PROBLEM DETAILS =
Write out every line of the items below without changing anything.

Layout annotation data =
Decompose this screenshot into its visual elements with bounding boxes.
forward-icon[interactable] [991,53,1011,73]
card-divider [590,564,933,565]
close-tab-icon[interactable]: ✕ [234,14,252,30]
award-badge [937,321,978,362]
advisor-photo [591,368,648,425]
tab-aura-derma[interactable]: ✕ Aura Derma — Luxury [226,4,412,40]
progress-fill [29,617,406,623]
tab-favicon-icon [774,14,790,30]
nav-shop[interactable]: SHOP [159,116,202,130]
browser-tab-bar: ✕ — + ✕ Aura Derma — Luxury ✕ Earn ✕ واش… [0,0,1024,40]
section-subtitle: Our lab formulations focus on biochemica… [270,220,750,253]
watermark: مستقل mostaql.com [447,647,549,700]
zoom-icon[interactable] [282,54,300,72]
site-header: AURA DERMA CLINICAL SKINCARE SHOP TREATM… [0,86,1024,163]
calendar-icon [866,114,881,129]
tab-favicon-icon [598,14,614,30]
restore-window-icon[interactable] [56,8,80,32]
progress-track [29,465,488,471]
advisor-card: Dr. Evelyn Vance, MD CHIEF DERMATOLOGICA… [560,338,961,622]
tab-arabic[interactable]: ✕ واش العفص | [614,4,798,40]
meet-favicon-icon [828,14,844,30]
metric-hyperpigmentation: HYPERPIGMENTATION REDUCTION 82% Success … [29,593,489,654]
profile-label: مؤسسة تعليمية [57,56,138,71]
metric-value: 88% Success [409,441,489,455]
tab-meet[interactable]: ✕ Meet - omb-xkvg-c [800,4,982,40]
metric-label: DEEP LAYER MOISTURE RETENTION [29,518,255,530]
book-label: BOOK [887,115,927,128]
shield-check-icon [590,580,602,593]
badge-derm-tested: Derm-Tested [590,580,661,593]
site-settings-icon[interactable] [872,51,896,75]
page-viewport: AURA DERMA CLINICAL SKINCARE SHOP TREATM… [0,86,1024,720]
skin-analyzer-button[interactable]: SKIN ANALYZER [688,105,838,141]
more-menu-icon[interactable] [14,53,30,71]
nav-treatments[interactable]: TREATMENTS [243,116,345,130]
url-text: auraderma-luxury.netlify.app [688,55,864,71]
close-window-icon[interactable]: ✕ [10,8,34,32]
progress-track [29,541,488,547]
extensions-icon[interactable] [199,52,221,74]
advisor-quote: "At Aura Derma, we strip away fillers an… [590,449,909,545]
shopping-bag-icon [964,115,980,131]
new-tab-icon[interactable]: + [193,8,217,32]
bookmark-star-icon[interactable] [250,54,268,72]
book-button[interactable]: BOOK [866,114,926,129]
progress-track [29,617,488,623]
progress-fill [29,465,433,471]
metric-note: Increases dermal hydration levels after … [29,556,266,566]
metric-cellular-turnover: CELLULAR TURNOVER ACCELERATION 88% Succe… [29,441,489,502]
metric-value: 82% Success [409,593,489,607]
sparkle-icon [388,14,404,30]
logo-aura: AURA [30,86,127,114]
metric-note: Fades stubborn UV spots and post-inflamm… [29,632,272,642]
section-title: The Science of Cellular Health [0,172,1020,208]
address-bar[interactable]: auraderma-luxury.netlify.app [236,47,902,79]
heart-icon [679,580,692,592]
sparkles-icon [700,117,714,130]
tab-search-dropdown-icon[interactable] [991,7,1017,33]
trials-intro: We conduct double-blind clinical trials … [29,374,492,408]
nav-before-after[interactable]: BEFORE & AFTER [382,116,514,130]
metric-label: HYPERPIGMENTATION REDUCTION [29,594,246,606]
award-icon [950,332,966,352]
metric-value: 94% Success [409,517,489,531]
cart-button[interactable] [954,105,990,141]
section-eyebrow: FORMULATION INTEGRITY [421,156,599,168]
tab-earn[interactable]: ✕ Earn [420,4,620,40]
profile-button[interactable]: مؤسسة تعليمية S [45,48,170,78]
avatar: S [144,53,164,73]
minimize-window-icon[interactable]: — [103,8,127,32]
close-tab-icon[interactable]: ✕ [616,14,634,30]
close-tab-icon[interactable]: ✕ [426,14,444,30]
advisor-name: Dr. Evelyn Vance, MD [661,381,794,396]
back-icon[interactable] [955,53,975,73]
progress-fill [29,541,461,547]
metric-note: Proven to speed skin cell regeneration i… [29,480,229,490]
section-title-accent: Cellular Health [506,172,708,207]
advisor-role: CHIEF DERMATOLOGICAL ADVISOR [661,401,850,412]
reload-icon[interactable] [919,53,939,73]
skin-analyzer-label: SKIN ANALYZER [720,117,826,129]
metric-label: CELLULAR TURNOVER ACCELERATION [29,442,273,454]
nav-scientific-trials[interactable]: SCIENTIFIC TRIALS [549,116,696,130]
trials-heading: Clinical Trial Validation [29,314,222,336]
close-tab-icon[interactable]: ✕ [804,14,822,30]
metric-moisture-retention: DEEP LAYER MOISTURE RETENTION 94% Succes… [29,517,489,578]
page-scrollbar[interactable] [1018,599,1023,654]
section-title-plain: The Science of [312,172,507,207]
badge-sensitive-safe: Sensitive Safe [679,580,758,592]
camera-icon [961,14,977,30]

RESULT OF THE EXERCISE =
Decompose this screenshot into its visual elements with bounding boxes.
forward-icon[interactable] [991,53,1011,73]
card-divider [590,564,933,565]
close-tab-icon[interactable]: ✕ [234,14,252,30]
award-badge [937,321,978,362]
advisor-photo [591,368,648,425]
tab-aura-derma[interactable]: ✕ Aura Derma — Luxury [226,4,412,40]
progress-fill [29,617,406,623]
tab-favicon-icon [774,14,790,30]
nav-shop[interactable]: SHOP [159,116,202,130]
browser-tab-bar: ✕ — + ✕ Aura Derma — Luxury ✕ Earn ✕ واش… [0,0,1024,40]
section-subtitle: Our lab formulations focus on biochemica… [270,220,750,253]
watermark: مستقل mostaql.com [447,647,549,700]
zoom-icon[interactable] [282,54,300,72]
site-header: AURA DERMA CLINICAL SKINCARE SHOP TREATM… [0,86,1024,163]
calendar-icon [866,114,881,129]
tab-favicon-icon [598,14,614,30]
restore-window-icon[interactable] [56,8,80,32]
progress-track [29,465,488,471]
advisor-card: Dr. Evelyn Vance, MD CHIEF DERMATOLOGICA… [560,338,961,622]
tab-arabic[interactable]: ✕ واش العفص | [614,4,798,40]
meet-favicon-icon [828,14,844,30]
metric-hyperpigmentation: HYPERPIGMENTATION REDUCTION 82% Success … [29,593,489,654]
profile-label: مؤسسة تعليمية [57,56,138,71]
metric-value: 88% Success [409,441,489,455]
tab-meet[interactable]: ✕ Meet - omb-xkvg-c [800,4,982,40]
metric-label: DEEP LAYER MOISTURE RETENTION [29,518,255,530]
book-label: BOOK [887,115,927,128]
shield-check-icon [590,580,602,593]
badge-derm-tested: Derm-Tested [590,580,661,593]
site-settings-icon[interactable] [872,51,896,75]
page-viewport: AURA DERMA CLINICAL SKINCARE SHOP TREATM… [0,86,1024,720]
skin-analyzer-button[interactable]: SKIN ANALYZER [688,105,838,141]
more-menu-icon[interactable] [14,53,30,71]
nav-treatments[interactable]: TREATMENTS [243,116,345,130]
url-text: auraderma-luxury.netlify.app [688,55,864,71]
close-window-icon[interactable]: ✕ [10,8,34,32]
progress-track [29,541,488,547]
extensions-icon[interactable] [199,52,221,74]
advisor-quote: "At Aura Derma, we strip away fillers an… [590,449,909,545]
shopping-bag-icon [964,115,980,131]
new-tab-icon[interactable]: + [193,8,217,32]
bookmark-star-icon[interactable] [250,54,268,72]
book-button[interactable]: BOOK [866,114,926,129]
progress-track [29,617,488,623]
progress-fill [29,465,433,471]
metric-note: Increases dermal hydration levels after … [29,556,266,566]
metric-cellular-turnover: CELLULAR TURNOVER ACCELERATION 88% Succe… [29,441,489,502]
metric-value: 82% Success [409,593,489,607]
sparkle-icon [388,14,404,30]
logo-aura: AURA [30,86,127,114]
metric-note: Fades stubborn UV spots and post-inflamm… [29,632,272,642]
section-title: The Science of Cellular Health [0,172,1020,208]
address-bar[interactable]: auraderma-luxury.netlify.app [236,47,902,79]
heart-icon [679,580,692,592]
sparkles-icon [700,117,714,130]
tab-search-dropdown-icon[interactable] [991,7,1017,33]
trials-intro: We conduct double-blind clinical trials … [29,374,492,408]
nav-before-after[interactable]: BEFORE & AFTER [382,116,514,130]
metric-label: HYPERPIGMENTATION REDUCTION [29,594,246,606]
award-icon [950,332,966,352]
metric-value: 94% Success [409,517,489,531]
cart-button[interactable] [954,105,990,141]
section-eyebrow: FORMULATION INTEGRITY [421,156,599,168]
tab-earn[interactable]: ✕ Earn [420,4,620,40]
profile-button[interactable]: مؤسسة تعليمية S [45,48,170,78]
avatar: S [144,53,164,73]
minimize-window-icon[interactable]: — [103,8,127,32]
close-tab-icon[interactable]: ✕ [616,14,634,30]
close-tab-icon[interactable]: ✕ [426,14,444,30]
advisor-name: Dr. Evelyn Vance, MD [661,381,794,396]
back-icon[interactable] [955,53,975,73]
progress-fill [29,541,461,547]
metric-note: Proven to speed skin cell regeneration i… [29,480,229,490]
section-title-accent: Cellular Health [506,172,708,207]
advisor-role: CHIEF DERMATOLOGICAL ADVISOR [661,401,850,412]
reload-icon[interactable] [919,53,939,73]
skin-analyzer-label: SKIN ANALYZER [720,117,826,129]
metric-label: CELLULAR TURNOVER ACCELERATION [29,442,273,454]
nav-scientific-trials[interactable]: SCIENTIFIC TRIALS [549,116,696,130]
trials-heading: Clinical Trial Validation [29,314,222,336]
close-tab-icon[interactable]: ✕ [804,14,822,30]
metric-moisture-retention: DEEP LAYER MOISTURE RETENTION 94% Succes… [29,517,489,578]
page-scrollbar[interactable] [1018,599,1023,654]
section-title-plain: The Science of [312,172,507,207]
badge-sensitive-safe: Sensitive Safe [679,580,758,592]
camera-icon [961,14,977,30]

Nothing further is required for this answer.